▶ Source:
⟨
# Goat Charcuterie



## Carl (Nov 15, 2012)

I have this funky little dream about having a small hobby-sized goat ranch/dairy, not that the goats are hobby-sized but the operation is. But at the same time I'd like for it to pay for itself and maybe even make a few bucks (not looking to be a goat ranching magnate), and so looking at ways to upvalue the production. At the very least I can enjoy it myself, but I'm certain there are some restaurants, ethnic or otherwise, who might be interested in the products.

Instead of selling raw milk it's worth the small investment to sell yogurt or aged cheese. Instead of selling live goats for slaughter it's worth the small investment to sell fresh primals and cured meats. So I've been looking for recipes and instructions on how to do that, and I've found some, but I thought I'd ask here as well, since we have such a variety of intelligent folks here, from all over the world or have traveled it.

Are goat sausages, cured or fresh, really that different from lamb and mutton versions? I found a recipe for mocetta, a northern Italian cured goat ham, prosciutto-ish, and wondered if some here had recipes for other charcuterie as well. I'm really interested to try my hand, as well as enjoy a new way to eat this worldwide popular though scorned at home meat.


----------



## brainsausage (Nov 15, 2012)

Carl said:


> I have this funky little dream about having a small hobby-sized goat ranch/dairy, not that the goats are hobby-sized but the operation is. But at the same time I'd like for it to pay for itself and maybe even make a few bucks (not looking to be a goat ranching magnate), and so looking at ways to upvalue the production. At the very least I can enjoy it myself, but I'm certain there are some restaurants, ethnic or otherwise, who might be interested in the products.
> 
> Instead of selling raw milk it's worth the small investment to sell yogurt or aged cheese. Instead of selling live goats for slaughter it's worth the small investment to sell fresh primals and cured meats. So I've been looking for recipes and instructions on how to do that, and I've found some, but I thought I'd ask here as well, since we have such a variety of intelligent folks here, from all over the world or have traveled it.
> 
> Are goat sausages, cured or fresh, really that different from lamb and mutton versions? I found a recipe for mocetta, a northern Italian cured goat ham, prosciutto-ish, and wondered if some here had recipes for other charcuterie as well. I'm really interested to try my hand, as well as enjoy a new way to eat this worldwide popular though scorned at home meat.



I have a lamb 'prosciutto' hanging in my drying room as I type this. And I've a bunch of pates, as well as multiple lamb sausages. We had an entree on the menu for awhile that consisted of: harrisa brined and cherry wood smoked rack of lamb, beluga lentils, lamb mortadella with pistachio and smoked Castelvetrano olives, and a lemon mint consommé. Sold pretty well. 
Goat is just a little gamier, and fuller flavored. The only reason I use lamb primarily in a restaurant setting, is that goat(or mutton) still has a bit of a bad reputation in the U.S. in my experience. Makes it a hard sell. I dunno how much charcuterie experience you have, but I'd be happy to share some techniques/recipes if you're interested.


----------



## Carl (Nov 15, 2012)

Thanks, I am interested. My charcuterie is limited to making bacon from pork belly according to the direction on the back of the bag. Oh, and eating all kinds. But I want to do more, take baby steps, and really learn what I'm doing well.

What you've described is exactly where I want to go.

We hunt, me and my in-laws, and so we have ample portions of deer and elk in the freezer all the time. The gamy flavors you speak of are not foreign to us, which is another reason goat is so desirbale for me.

Thanks


----------



## Mike9 (Nov 16, 2012)

I like goat meat - it's totally different from lamb. It's hard to get hanging meat around here unless you go to a farm and buy a whole carcass. Frozen chunks are available in the local store, but I want to prepare a whole muscle group. Goat makes incredible Carnitas.


----------
⟩
▶ Collected data:
⟨
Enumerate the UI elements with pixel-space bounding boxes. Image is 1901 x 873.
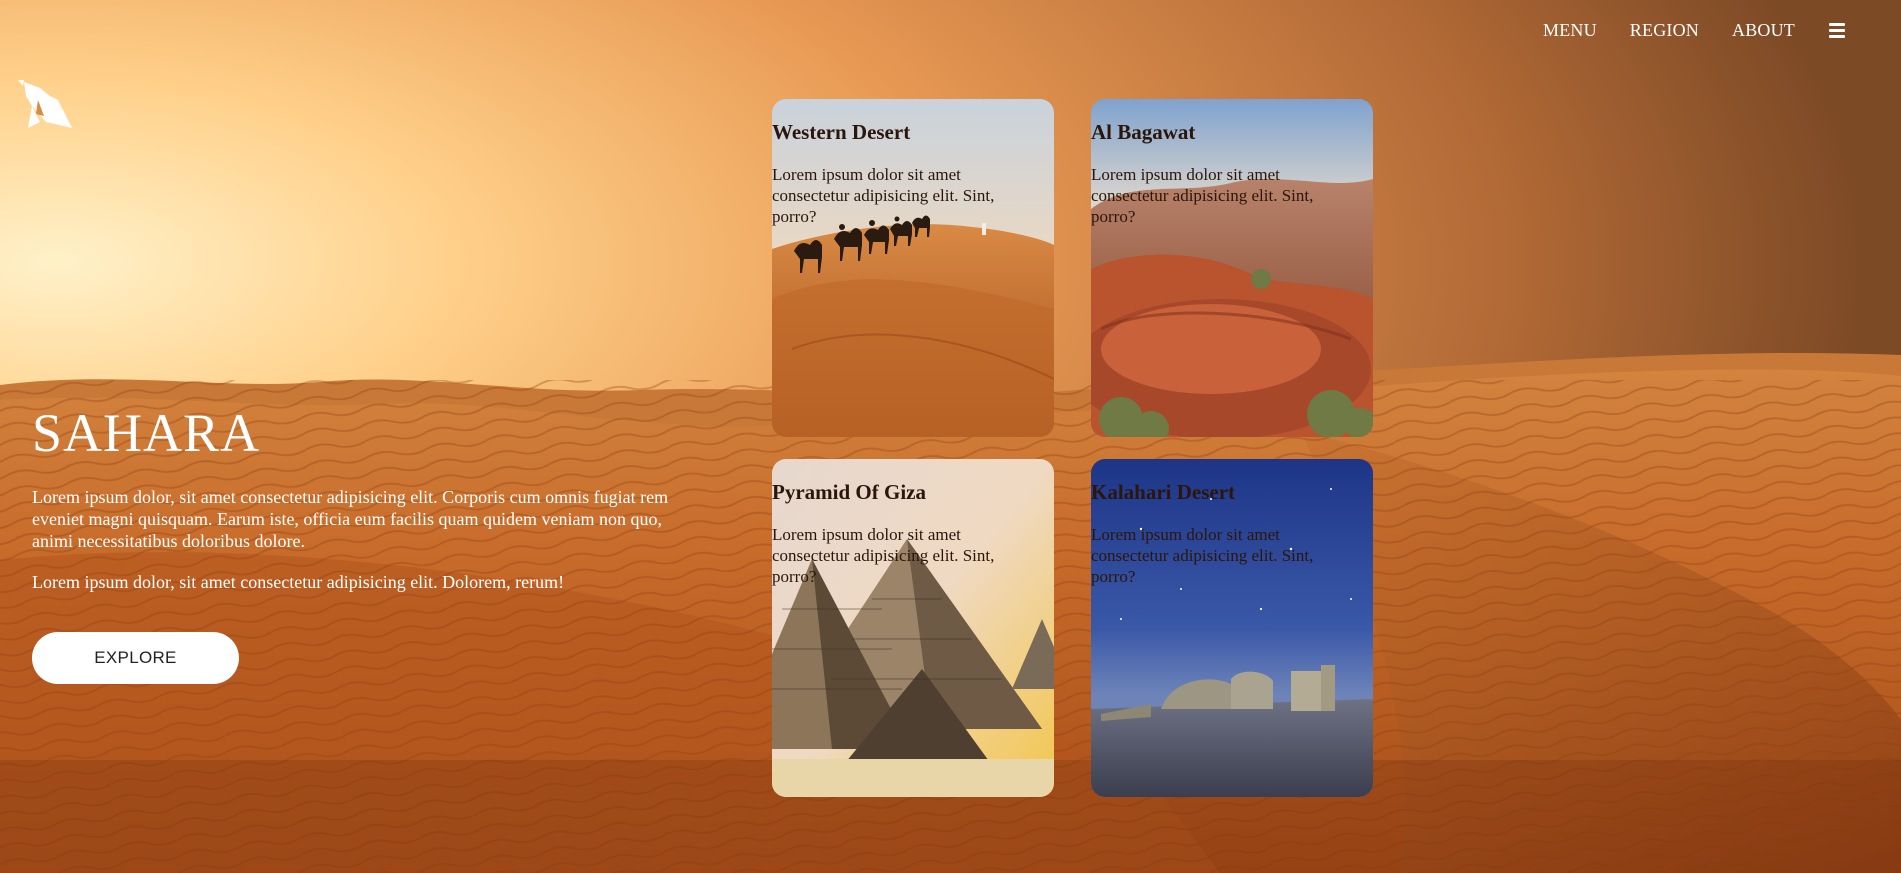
⟩
▶ Exercises to complete:
[A] Copy the goat charcuterie thread word for word from "Thanks, I am" to "desirbale for me.".
[B] In the goat charcuterie thread, how is mocetta described?
[C] List every product that Carl, in the goat charcuterie thread, says is worth selling instead of raw milk or live goats.

▶ Answers:
[A]
Thanks, I am interested. My charcuterie is limited to making bacon from pork belly according to the direction on the back of the bag. Oh, and eating all kinds. But I want to do more, take baby steps, and really learn what I'm doing well.

What you've described is exactly where I want to go.

We hunt, me and my in-laws, and so we have ample portions of deer and elk in the freezer all the time. The gamy flavors you speak of are not foreign to us, which is another reason goat is so desirbale for me.

[B] A northern Italian cured goat ham, prosciutto-ish.

[C]
- yogurt
- aged cheese
- fresh primals
- cured meats